>>>

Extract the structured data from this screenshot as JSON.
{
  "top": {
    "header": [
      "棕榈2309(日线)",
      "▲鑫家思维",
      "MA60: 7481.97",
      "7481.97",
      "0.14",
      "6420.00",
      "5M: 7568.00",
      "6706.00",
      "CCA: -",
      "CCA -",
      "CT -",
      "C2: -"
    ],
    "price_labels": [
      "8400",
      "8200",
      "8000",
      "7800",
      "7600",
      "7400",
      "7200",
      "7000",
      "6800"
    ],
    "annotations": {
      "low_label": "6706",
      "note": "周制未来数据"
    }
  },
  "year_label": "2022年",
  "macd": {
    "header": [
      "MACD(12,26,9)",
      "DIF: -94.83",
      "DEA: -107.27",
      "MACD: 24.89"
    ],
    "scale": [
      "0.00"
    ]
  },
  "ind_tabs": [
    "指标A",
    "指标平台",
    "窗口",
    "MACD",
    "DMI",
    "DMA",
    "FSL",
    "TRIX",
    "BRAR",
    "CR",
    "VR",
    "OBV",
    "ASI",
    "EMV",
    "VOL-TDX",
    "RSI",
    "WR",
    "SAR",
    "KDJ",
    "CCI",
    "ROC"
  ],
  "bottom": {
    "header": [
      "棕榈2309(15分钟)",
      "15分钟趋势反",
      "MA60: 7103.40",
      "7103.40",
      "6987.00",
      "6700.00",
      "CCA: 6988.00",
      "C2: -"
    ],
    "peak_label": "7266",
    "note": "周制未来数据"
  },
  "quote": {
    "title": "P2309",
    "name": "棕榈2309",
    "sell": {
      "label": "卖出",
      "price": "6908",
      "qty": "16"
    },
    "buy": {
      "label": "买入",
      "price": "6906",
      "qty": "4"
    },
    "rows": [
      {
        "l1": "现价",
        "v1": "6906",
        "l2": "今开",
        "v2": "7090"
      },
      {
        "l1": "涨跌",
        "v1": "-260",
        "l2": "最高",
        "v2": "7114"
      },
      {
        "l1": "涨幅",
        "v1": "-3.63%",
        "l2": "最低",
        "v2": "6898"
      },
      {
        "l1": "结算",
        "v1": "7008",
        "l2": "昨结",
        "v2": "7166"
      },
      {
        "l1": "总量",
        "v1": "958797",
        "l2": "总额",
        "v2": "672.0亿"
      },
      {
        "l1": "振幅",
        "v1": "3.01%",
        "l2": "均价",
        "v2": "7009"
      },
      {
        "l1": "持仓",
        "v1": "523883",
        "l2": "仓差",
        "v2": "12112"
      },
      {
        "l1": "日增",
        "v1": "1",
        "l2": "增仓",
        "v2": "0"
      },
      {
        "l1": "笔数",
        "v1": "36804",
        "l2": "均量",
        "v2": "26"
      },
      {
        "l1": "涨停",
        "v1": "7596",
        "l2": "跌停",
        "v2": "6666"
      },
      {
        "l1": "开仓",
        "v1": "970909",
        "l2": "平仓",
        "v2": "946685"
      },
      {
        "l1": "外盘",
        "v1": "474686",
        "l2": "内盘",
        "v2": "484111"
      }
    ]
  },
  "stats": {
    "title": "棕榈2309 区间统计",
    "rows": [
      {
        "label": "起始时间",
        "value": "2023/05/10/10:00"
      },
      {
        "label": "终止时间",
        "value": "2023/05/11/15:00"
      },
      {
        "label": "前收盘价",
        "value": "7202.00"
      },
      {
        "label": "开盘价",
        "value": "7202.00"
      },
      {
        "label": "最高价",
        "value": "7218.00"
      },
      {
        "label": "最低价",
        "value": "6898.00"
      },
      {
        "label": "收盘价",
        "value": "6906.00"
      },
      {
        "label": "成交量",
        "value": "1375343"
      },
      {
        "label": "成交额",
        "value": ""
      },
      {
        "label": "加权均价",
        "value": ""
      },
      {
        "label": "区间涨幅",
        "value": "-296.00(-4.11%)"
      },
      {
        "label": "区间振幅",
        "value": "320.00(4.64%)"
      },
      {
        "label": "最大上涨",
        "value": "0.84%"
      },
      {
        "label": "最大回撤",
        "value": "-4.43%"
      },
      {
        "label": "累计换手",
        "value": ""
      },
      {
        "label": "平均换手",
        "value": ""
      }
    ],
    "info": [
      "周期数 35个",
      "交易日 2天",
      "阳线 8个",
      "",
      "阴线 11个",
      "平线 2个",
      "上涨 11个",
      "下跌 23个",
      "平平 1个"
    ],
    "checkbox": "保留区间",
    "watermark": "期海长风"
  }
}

<<<

» **Aim of the exercise**: Every line of the material must be returned exactly as it appears.

» **Exercise solution**:
Extract the structured data from this screenshot as JSON.
{
  "top": {
    "header": [
      "棕榈2309(日线)",
      "▲鑫家思维",
      "MA60: 7481.97",
      "7481.97",
      "0.14",
      "6420.00",
      "5M: 7568.00",
      "6706.00",
      "CCA: -",
      "CCA -",
      "CT -",
      "C2: -"
    ],
    "price_labels": [
      "8400",
      "8200",
      "8000",
      "7800",
      "7600",
      "7400",
      "7200",
      "7000",
      "6800"
    ],
    "annotations": {
      "low_label": "6706",
      "note": "周制未来数据"
    }
  },
  "year_label": "2022年",
  "macd": {
    "header": [
      "MACD(12,26,9)",
      "DIF: -94.83",
      "DEA: -107.27",
      "MACD: 24.89"
    ],
    "scale": [
      "0.00"
    ]
  },
  "ind_tabs": [
    "指标A",
    "指标平台",
    "窗口",
    "MACD",
    "DMI",
    "DMA",
    "FSL",
    "TRIX",
    "BRAR",
    "CR",
    "VR",
    "OBV",
    "ASI",
    "EMV",
    "VOL-TDX",
    "RSI",
    "WR",
    "SAR",
    "KDJ",
    "CCI",
    "ROC"
  ],
  "bottom": {
    "header": [
      "棕榈2309(15分钟)",
      "15分钟趋势反",
      "MA60: 7103.40",
      "7103.40",
      "6987.00",
      "6700.00",
      "CCA: 6988.00",
      "C2: -"
    ],
    "peak_label": "7266",
    "note": "周制未来数据"
  },
  "quote": {
    "title": "P2309",
    "name": "棕榈2309",
    "sell": {
      "label": "卖出",
      "price": "6908",
      "qty": "16"
    },
    "buy": {
      "label": "买入",
      "price": "6906",
      "qty": "4"
    },
    "rows": [
      {
        "l1": "现价",
        "v1": "6906",
        "l2": "今开",
        "v2": "7090"
      },
      {
        "l1": "涨跌",
        "v1": "-260",
        "l2": "最高",
        "v2": "7114"
      },
      {
        "l1": "涨幅",
        "v1": "-3.63%",
        "l2": "最低",
        "v2": "6898"
      },
      {
        "l1": "结算",
        "v1": "7008",
        "l2": "昨结",
        "v2": "7166"
      },
      {
        "l1": "总量",
        "v1": "958797",
        "l2": "总额",
        "v2": "672.0亿"
      },
      {
        "l1": "振幅",
        "v1": "3.01%",
        "l2": "均价",
        "v2": "7009"
      },
      {
        "l1": "持仓",
        "v1": "523883",
        "l2": "仓差",
        "v2": "12112"
      },
      {
        "l1": "日增",
        "v1": "1",
        "l2": "增仓",
        "v2": "0"
      },
      {
        "l1": "笔数",
        "v1": "36804",
        "l2": "均量",
        "v2": "26"
      },
      {
        "l1": "涨停",
        "v1": "7596",
        "l2": "跌停",
        "v2": "6666"
      },
      {
        "l1": "开仓",
        "v1": "970909",
        "l2": "平仓",
        "v2": "946685"
      },
      {
        "l1": "外盘",
        "v1": "474686",
        "l2": "内盘",
        "v2": "484111"
      }
    ]
  },
  "stats": {
    "title": "棕榈2309 区间统计",
    "rows": [
      {
        "label": "起始时间",
        "value": "2023/05/10/10:00"
      },
      {
        "label": "终止时间",
        "value": "2023/05/11/15:00"
      },
      {
        "label": "前收盘价",
        "value": "7202.00"
      },
      {
        "label": "开盘价",
        "value": "7202.00"
      },
      {
        "label": "最高价",
        "value": "7218.00"
      },
      {
        "label": "最低价",
        "value": "6898.00"
      },
      {
        "label": "收盘价",
        "value": "6906.00"
      },
      {
        "label": "成交量",
        "value": "1375343"
      },
      {
        "label": "成交额",
        "value": ""
      },
      {
        "label": "加权均价",
        "value": ""
      },
      {
        "label": "区间涨幅",
        "value": "-296.00(-4.11%)"
      },
      {
        "label": "区间振幅",
        "value": "320.00(4.64%)"
      },
      {
        "label": "最大上涨",
        "value": "0.84%"
      },
      {
        "label": "最大回撤",
        "value": "-4.43%"
      },
      {
        "label": "累计换手",
        "value": ""
      },
      {
        "label": "平均换手",
        "value": ""
      }
    ],
    "info": [
      "周期数 35个",
      "交易日 2天",
      "阳线 8个",
      "",
      "阴线 11个",
      "平线 2个",
      "上涨 11个",
      "下跌 23个",
      "平平 1个"
    ],
    "checkbox": "保留区间",
    "watermark": "期海长风"
  }
}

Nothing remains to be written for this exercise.